==== Records
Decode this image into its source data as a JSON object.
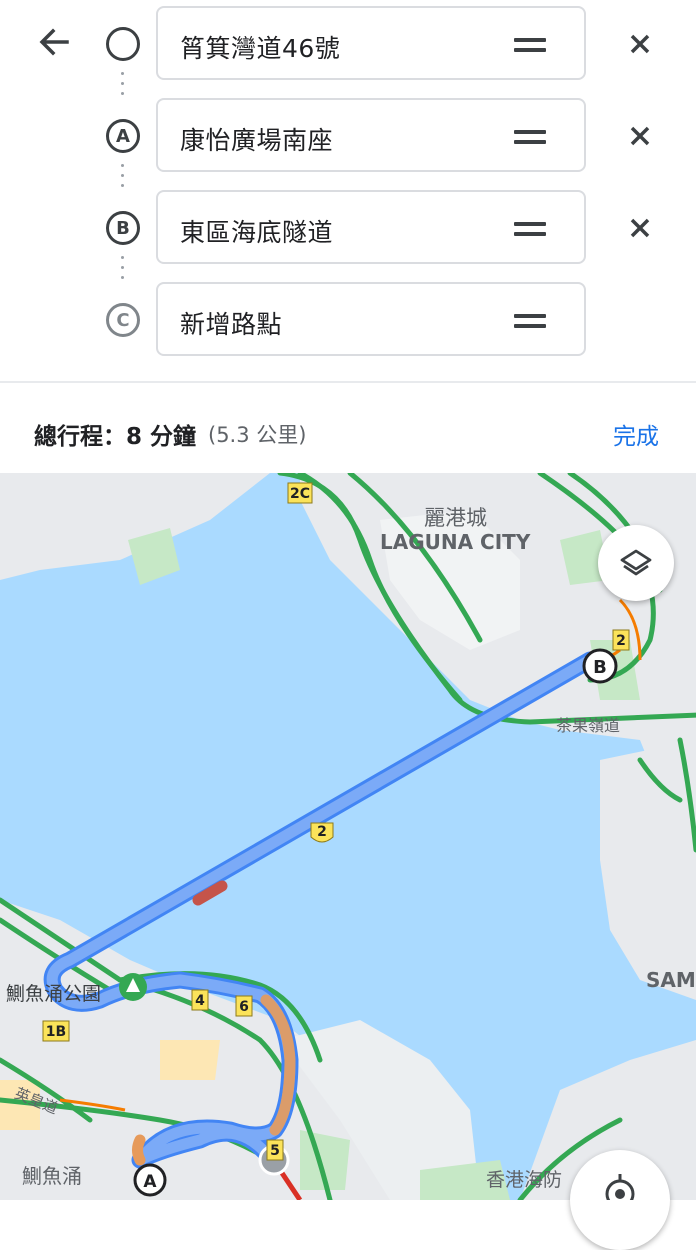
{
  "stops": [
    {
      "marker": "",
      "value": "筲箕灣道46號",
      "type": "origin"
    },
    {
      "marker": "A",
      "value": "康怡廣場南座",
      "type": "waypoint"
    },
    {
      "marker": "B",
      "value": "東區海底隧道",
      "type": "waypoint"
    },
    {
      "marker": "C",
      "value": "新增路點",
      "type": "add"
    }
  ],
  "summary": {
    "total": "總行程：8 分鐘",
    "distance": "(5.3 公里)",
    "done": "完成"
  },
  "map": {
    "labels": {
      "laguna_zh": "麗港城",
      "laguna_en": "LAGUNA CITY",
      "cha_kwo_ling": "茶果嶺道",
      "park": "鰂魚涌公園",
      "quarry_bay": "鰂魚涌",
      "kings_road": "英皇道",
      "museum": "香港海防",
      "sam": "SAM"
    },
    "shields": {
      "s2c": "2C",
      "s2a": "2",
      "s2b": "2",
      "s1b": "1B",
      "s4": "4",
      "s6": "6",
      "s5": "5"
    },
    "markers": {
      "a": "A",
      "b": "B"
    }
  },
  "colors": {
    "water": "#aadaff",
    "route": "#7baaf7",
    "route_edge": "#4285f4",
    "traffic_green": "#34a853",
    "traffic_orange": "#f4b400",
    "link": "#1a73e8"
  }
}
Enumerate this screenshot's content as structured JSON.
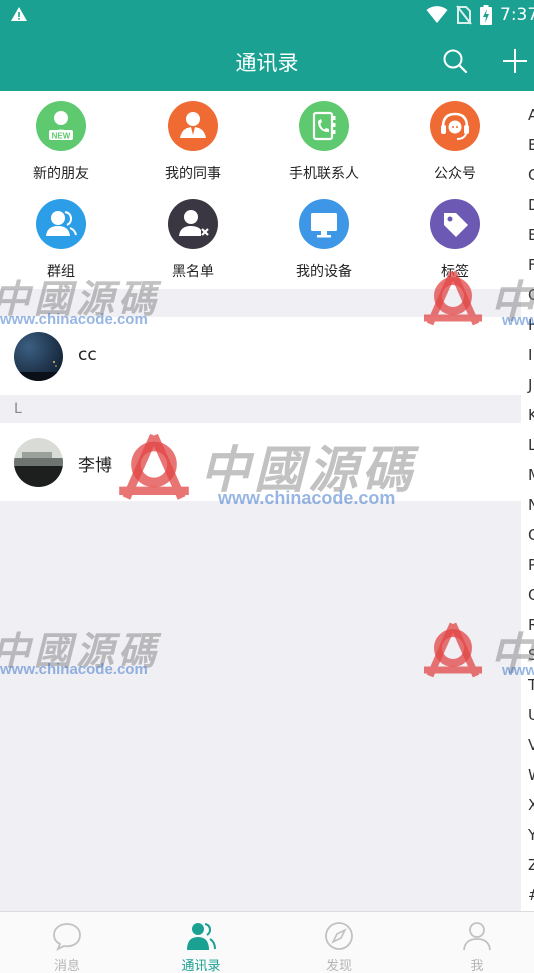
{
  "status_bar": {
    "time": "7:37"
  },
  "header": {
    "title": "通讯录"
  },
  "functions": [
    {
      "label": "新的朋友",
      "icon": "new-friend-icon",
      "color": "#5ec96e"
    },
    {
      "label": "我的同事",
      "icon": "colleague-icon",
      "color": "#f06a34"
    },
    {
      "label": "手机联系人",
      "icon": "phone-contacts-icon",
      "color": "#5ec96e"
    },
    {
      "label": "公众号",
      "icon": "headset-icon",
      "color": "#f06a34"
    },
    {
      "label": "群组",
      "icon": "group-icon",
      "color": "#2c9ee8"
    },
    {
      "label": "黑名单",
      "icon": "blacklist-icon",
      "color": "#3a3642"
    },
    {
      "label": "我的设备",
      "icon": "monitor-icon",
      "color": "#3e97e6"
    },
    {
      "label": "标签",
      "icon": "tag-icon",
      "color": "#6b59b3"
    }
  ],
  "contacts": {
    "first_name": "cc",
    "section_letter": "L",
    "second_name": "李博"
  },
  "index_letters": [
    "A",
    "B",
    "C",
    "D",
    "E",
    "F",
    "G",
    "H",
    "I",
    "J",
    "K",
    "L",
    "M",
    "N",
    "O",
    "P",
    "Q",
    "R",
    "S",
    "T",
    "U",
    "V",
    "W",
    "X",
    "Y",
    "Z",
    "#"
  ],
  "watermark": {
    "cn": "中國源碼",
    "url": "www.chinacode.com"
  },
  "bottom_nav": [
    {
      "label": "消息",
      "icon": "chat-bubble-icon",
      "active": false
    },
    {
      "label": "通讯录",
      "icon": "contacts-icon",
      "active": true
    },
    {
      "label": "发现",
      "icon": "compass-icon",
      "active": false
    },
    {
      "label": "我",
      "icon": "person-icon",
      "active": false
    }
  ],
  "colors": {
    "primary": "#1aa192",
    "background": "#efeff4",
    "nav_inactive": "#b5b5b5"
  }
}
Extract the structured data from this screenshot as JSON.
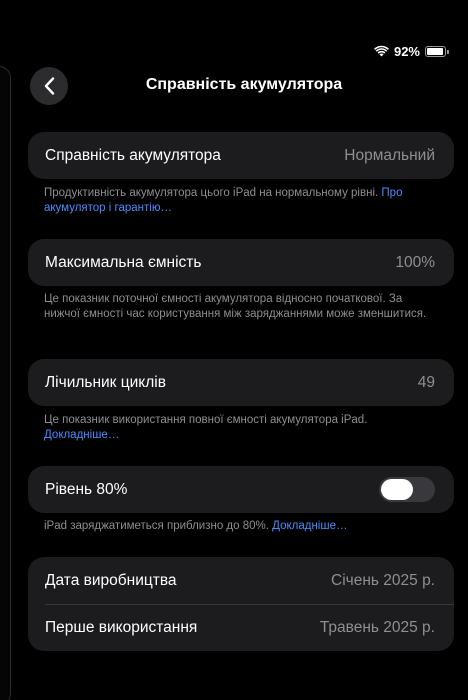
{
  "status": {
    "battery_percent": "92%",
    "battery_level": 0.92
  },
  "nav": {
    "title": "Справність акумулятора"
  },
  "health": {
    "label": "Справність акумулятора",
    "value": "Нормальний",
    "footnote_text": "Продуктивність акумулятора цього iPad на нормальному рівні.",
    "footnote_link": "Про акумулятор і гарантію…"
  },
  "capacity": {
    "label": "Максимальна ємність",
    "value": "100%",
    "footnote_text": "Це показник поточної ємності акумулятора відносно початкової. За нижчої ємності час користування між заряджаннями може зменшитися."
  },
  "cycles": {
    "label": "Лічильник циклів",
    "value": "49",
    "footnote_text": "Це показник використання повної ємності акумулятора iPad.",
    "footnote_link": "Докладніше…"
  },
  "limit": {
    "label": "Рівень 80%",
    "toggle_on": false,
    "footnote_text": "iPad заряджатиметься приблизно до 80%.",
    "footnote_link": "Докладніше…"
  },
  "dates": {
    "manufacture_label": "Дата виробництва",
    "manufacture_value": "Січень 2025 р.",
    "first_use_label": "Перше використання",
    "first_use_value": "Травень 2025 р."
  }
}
========
» **Challenge**:
Give the count of lines that hold the word "title", with nothing added.

» **Task answer**:
2